▸ Extracted data entries

════════════════

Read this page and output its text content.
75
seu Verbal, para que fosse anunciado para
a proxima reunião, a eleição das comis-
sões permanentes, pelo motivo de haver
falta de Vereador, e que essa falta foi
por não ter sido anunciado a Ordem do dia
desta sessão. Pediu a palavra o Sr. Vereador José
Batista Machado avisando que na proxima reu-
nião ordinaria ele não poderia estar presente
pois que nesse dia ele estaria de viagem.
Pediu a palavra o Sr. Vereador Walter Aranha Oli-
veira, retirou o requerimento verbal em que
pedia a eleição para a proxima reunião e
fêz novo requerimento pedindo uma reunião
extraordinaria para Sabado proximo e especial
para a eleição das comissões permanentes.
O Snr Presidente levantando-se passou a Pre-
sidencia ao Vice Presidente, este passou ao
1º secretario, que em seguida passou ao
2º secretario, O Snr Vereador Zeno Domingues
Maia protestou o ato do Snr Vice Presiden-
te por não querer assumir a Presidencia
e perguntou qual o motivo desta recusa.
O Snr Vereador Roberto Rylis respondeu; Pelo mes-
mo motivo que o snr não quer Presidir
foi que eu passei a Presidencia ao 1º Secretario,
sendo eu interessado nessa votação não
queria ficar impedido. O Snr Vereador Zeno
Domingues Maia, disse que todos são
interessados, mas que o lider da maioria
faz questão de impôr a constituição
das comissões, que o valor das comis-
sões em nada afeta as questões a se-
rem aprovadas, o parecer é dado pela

════════════════

▸ Job
Go through the listing and print each line exactly as it appears.

▸ Result of this exercise
Read this page and output its text content.
75
seu Verbal, para que fosse anunciado para
a proxima reunião, a eleição das comis-
sões permanentes, pelo motivo de haver
falta de Vereador, e que essa falta foi
por não ter sido anunciado a Ordem do dia
desta sessão. Pediu a palavra o Sr. Vereador José
Batista Machado avisando que na proxima reu-
nião ordinaria ele não poderia estar presente
pois que nesse dia ele estaria de viagem.
Pediu a palavra o Sr. Vereador Walter Aranha Oli-
veira, retirou o requerimento verbal em que
pedia a eleição para a proxima reunião e
fêz novo requerimento pedindo uma reunião
extraordinaria para Sabado proximo e especial
para a eleição das comissões permanentes.
O Snr Presidente levantando-se passou a Pre-
sidencia ao Vice Presidente, este passou ao
1º secretario, que em seguida passou ao
2º secretario, O Snr Vereador Zeno Domingues
Maia protestou o ato do Snr Vice Presiden-
te por não querer assumir a Presidencia
e perguntou qual o motivo desta recusa.
O Snr Vereador Roberto Rylis respondeu; Pelo mes-
mo motivo que o snr não quer Presidir
foi que eu passei a Presidencia ao 1º Secretario,
sendo eu interessado nessa votação não
queria ficar impedido. O Snr Vereador Zeno
Domingues Maia, disse que todos são
interessados, mas que o lider da maioria
faz questão de impôr a constituição
das comissões, que o valor das comis-
sões em nada afeta as questões a se-
rem aprovadas, o parecer é dado pela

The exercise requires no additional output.